Written instruction: In the entries below, identify every line with the string "Dynamics" and copy it.

Entries:
-*-*-

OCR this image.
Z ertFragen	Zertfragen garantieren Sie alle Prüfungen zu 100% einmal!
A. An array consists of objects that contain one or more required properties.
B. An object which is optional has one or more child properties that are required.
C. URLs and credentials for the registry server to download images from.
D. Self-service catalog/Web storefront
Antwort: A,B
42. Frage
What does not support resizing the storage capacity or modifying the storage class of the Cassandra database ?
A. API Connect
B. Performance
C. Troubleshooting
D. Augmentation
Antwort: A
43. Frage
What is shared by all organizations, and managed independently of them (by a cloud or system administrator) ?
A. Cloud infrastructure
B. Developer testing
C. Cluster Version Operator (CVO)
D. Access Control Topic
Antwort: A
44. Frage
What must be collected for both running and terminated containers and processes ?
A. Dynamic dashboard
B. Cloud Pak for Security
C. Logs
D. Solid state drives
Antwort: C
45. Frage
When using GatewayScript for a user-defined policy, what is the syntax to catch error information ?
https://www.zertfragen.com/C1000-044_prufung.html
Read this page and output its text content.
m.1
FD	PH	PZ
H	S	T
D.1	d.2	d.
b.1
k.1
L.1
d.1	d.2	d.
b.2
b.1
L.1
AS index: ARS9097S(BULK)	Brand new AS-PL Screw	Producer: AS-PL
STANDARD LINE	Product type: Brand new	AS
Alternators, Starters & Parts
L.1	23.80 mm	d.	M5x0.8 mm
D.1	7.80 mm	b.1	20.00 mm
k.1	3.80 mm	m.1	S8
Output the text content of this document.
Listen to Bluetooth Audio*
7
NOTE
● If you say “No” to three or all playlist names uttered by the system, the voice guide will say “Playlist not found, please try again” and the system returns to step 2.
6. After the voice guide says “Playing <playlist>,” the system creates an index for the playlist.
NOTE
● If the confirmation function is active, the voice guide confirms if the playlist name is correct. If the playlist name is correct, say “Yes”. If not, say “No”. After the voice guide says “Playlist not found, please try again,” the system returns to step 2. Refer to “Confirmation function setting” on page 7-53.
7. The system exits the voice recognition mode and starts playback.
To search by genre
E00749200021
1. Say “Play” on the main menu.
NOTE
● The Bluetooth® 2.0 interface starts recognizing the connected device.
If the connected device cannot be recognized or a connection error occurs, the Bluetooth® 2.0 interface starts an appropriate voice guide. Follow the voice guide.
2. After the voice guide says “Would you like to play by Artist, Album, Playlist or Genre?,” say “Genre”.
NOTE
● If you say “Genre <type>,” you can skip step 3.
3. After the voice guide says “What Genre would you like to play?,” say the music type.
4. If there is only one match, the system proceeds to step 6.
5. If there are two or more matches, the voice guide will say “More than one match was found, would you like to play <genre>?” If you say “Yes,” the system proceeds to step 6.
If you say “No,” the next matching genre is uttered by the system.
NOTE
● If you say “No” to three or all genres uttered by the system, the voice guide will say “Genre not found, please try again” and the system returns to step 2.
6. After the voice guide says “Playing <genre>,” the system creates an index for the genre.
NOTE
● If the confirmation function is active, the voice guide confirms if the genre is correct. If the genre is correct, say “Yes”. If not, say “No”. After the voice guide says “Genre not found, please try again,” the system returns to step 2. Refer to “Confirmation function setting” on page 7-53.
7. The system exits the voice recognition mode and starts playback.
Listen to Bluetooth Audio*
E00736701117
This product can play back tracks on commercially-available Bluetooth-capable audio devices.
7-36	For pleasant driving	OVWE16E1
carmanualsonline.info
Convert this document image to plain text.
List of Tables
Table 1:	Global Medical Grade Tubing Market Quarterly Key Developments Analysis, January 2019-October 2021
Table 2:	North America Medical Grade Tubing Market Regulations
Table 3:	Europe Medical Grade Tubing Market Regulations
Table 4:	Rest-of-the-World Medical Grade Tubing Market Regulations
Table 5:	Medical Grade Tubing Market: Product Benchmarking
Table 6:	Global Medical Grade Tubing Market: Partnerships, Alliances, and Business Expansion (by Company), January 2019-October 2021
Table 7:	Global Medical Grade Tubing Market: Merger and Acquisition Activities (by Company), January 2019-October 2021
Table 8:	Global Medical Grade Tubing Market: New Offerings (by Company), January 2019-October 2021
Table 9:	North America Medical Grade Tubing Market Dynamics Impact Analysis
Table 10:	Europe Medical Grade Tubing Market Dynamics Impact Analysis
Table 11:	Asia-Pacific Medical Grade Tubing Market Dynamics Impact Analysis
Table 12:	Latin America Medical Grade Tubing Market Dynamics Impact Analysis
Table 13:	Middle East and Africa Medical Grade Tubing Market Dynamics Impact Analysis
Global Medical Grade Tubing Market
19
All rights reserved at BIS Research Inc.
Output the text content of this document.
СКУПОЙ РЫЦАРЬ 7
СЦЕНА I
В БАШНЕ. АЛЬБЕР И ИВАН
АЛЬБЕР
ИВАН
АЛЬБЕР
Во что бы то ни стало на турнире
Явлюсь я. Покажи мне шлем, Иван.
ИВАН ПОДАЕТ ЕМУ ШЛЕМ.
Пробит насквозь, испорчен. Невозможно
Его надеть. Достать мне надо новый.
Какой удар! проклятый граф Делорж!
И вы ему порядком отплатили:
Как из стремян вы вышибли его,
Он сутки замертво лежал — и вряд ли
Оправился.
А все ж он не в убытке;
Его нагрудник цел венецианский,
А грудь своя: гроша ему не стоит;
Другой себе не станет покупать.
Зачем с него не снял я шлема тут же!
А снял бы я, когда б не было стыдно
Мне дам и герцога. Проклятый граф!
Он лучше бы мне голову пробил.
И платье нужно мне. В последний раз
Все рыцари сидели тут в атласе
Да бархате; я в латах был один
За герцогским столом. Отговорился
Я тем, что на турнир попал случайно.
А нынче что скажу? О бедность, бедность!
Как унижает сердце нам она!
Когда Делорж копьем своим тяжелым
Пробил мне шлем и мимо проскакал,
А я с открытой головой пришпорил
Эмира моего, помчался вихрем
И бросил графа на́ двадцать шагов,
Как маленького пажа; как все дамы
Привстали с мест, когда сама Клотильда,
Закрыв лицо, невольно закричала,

-*-*-

Task answer:
Table 9:	North America Medical Grade Tubing Market Dynamics Impact Analysis
Table 10:	Europe Medical Grade Tubing Market Dynamics Impact Analysis
Table 11:	Asia-Pacific Medical Grade Tubing Market Dynamics Impact Analysis
Table 12:	Latin America Medical Grade Tubing Market Dynamics Impact Analysis
Table 13:	Middle East and Africa Medical Grade Tubing Market Dynamics Impact Analysis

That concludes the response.